* START *
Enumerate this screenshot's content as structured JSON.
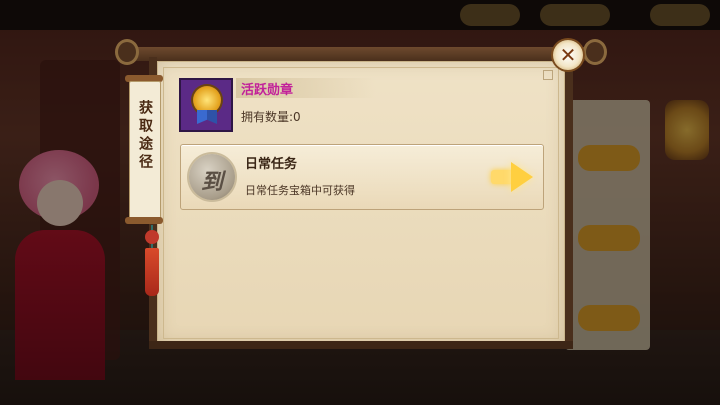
{
  "dialog": {
    "side_banner_label": "获取途径",
    "close_icon": "close-icon"
  },
  "item": {
    "name": "活跃勋章",
    "count_text": "拥有数量:0",
    "icon": "medal-icon",
    "name_color": "#c2219a"
  },
  "sources": [
    {
      "title": "日常任务",
      "description": "日常任务宝箱中可获得",
      "icon": "daily-task-icon",
      "icon_glyph": "到",
      "action_icon": "go-arrow-icon"
    }
  ],
  "colors": {
    "paper": "#efe2c6",
    "frame": "#4a2f1c",
    "accent_gold": "#ffcf40"
  }
}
* END *
Repeat the listing above exactly, with no pictures.

• Result of the exercise:
Enumerate this screenshot's content as structured JSON.
{
  "dialog": {
    "side_banner_label": "获取途径",
    "close_icon": "close-icon"
  },
  "item": {
    "name": "活跃勋章",
    "count_text": "拥有数量:0",
    "icon": "medal-icon",
    "name_color": "#c2219a"
  },
  "sources": [
    {
      "title": "日常任务",
      "description": "日常任务宝箱中可获得",
      "icon": "daily-task-icon",
      "icon_glyph": "到",
      "action_icon": "go-arrow-icon"
    }
  ],
  "colors": {
    "paper": "#efe2c6",
    "frame": "#4a2f1c",
    "accent_gold": "#ffcf40"
  }
}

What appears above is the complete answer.